The records that follow need to be output exactly as they are.

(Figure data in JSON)
════════════════════
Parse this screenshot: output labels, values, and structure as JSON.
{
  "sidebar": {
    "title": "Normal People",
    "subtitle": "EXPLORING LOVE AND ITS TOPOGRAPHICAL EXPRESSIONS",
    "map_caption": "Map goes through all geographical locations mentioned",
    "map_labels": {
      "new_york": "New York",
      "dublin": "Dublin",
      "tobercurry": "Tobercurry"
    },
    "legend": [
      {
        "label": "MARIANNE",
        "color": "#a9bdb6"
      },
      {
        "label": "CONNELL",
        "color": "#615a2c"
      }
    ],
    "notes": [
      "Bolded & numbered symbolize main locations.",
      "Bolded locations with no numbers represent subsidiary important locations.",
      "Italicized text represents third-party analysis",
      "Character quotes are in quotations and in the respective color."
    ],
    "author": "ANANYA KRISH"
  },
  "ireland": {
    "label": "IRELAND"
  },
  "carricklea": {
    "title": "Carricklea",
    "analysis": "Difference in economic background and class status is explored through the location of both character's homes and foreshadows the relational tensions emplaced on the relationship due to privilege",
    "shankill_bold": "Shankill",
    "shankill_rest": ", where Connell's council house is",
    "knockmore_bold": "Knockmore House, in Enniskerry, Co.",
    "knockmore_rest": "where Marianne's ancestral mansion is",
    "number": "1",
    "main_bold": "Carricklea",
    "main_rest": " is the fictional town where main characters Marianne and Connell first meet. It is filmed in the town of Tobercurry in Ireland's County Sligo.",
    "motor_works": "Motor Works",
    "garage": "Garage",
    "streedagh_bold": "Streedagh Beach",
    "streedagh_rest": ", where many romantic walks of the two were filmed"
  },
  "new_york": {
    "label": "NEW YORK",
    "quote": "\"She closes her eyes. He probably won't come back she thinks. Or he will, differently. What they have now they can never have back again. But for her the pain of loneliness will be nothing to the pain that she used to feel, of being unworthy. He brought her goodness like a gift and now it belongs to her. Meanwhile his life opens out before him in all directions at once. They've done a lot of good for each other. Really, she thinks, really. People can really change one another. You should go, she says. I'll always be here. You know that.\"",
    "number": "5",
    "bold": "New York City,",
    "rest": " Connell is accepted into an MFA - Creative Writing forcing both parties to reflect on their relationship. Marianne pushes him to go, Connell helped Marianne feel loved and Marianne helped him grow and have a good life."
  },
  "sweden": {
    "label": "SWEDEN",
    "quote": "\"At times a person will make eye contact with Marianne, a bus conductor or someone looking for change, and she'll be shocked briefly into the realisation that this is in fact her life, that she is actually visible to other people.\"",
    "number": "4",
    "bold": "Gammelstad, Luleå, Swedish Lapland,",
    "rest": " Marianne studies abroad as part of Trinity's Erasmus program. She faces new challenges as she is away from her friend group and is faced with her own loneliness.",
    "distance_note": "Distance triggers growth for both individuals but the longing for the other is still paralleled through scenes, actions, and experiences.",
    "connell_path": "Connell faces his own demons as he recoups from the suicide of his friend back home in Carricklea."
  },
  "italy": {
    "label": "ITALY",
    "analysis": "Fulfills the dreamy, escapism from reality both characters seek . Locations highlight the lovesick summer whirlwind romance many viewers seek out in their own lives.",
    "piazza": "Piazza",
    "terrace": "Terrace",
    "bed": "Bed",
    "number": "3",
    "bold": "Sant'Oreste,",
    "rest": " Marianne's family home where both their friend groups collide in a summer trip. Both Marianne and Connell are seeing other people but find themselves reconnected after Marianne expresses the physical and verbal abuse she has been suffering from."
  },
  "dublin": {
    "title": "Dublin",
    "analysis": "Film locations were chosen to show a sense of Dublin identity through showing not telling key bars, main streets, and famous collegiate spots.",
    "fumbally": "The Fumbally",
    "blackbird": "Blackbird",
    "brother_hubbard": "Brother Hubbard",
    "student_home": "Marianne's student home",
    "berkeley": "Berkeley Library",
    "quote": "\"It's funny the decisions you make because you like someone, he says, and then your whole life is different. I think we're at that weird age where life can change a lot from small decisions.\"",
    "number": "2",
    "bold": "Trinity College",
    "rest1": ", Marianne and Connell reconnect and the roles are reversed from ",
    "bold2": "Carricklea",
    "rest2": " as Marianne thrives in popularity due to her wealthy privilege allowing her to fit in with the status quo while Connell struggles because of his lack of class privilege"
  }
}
════════════════════
● EXERCISE RESPONSE:
Parse this screenshot: output labels, values, and structure as JSON.
{
  "sidebar": {
    "title": "Normal People",
    "subtitle": "EXPLORING LOVE AND ITS TOPOGRAPHICAL EXPRESSIONS",
    "map_caption": "Map goes through all geographical locations mentioned",
    "map_labels": {
      "new_york": "New York",
      "dublin": "Dublin",
      "tobercurry": "Tobercurry"
    },
    "legend": [
      {
        "label": "MARIANNE",
        "color": "#a9bdb6"
      },
      {
        "label": "CONNELL",
        "color": "#615a2c"
      }
    ],
    "notes": [
      "Bolded & numbered symbolize main locations.",
      "Bolded locations with no numbers represent subsidiary important locations.",
      "Italicized text represents third-party analysis",
      "Character quotes are in quotations and in the respective color."
    ],
    "author": "ANANYA KRISH"
  },
  "ireland": {
    "label": "IRELAND"
  },
  "carricklea": {
    "title": "Carricklea",
    "analysis": "Difference in economic background and class status is explored through the location of both character's homes and foreshadows the relational tensions emplaced on the relationship due to privilege",
    "shankill_bold": "Shankill",
    "shankill_rest": ", where Connell's council house is",
    "knockmore_bold": "Knockmore House, in Enniskerry, Co.",
    "knockmore_rest": "where Marianne's ancestral mansion is",
    "number": "1",
    "main_bold": "Carricklea",
    "main_rest": " is the fictional town where main characters Marianne and Connell first meet. It is filmed in the town of Tobercurry in Ireland's County Sligo.",
    "motor_works": "Motor Works",
    "garage": "Garage",
    "streedagh_bold": "Streedagh Beach",
    "streedagh_rest": ", where many romantic walks of the two were filmed"
  },
  "new_york": {
    "label": "NEW YORK",
    "quote": "\"She closes her eyes. He probably won't come back she thinks. Or he will, differently. What they have now they can never have back again. But for her the pain of loneliness will be nothing to the pain that she used to feel, of being unworthy. He brought her goodness like a gift and now it belongs to her. Meanwhile his life opens out before him in all directions at once. They've done a lot of good for each other. Really, she thinks, really. People can really change one another. You should go, she says. I'll always be here. You know that.\"",
    "number": "5",
    "bold": "New York City,",
    "rest": " Connell is accepted into an MFA - Creative Writing forcing both parties to reflect on their relationship. Marianne pushes him to go, Connell helped Marianne feel loved and Marianne helped him grow and have a good life."
  },
  "sweden": {
    "label": "SWEDEN",
    "quote": "\"At times a person will make eye contact with Marianne, a bus conductor or someone looking for change, and she'll be shocked briefly into the realisation that this is in fact her life, that she is actually visible to other people.\"",
    "number": "4",
    "bold": "Gammelstad, Luleå, Swedish Lapland,",
    "rest": " Marianne studies abroad as part of Trinity's Erasmus program. She faces new challenges as she is away from her friend group and is faced with her own loneliness.",
    "distance_note": "Distance triggers growth for both individuals but the longing for the other is still paralleled through scenes, actions, and experiences.",
    "connell_path": "Connell faces his own demons as he recoups from the suicide of his friend back home in Carricklea."
  },
  "italy": {
    "label": "ITALY",
    "analysis": "Fulfills the dreamy, escapism from reality both characters seek . Locations highlight the lovesick summer whirlwind romance many viewers seek out in their own lives.",
    "piazza": "Piazza",
    "terrace": "Terrace",
    "bed": "Bed",
    "number": "3",
    "bold": "Sant'Oreste,",
    "rest": " Marianne's family home where both their friend groups collide in a summer trip. Both Marianne and Connell are seeing other people but find themselves reconnected after Marianne expresses the physical and verbal abuse she has been suffering from."
  },
  "dublin": {
    "title": "Dublin",
    "analysis": "Film locations were chosen to show a sense of Dublin identity through showing not telling key bars, main streets, and famous collegiate spots.",
    "fumbally": "The Fumbally",
    "blackbird": "Blackbird",
    "brother_hubbard": "Brother Hubbard",
    "student_home": "Marianne's student home",
    "berkeley": "Berkeley Library",
    "quote": "\"It's funny the decisions you make because you like someone, he says, and then your whole life is different. I think we're at that weird age where life can change a lot from small decisions.\"",
    "number": "2",
    "bold": "Trinity College",
    "rest1": ", Marianne and Connell reconnect and the roles are reversed from ",
    "bold2": "Carricklea",
    "rest2": " as Marianne thrives in popularity due to her wealthy privilege allowing her to fit in with the status quo while Connell struggles because of his lack of class privilege"
  }
}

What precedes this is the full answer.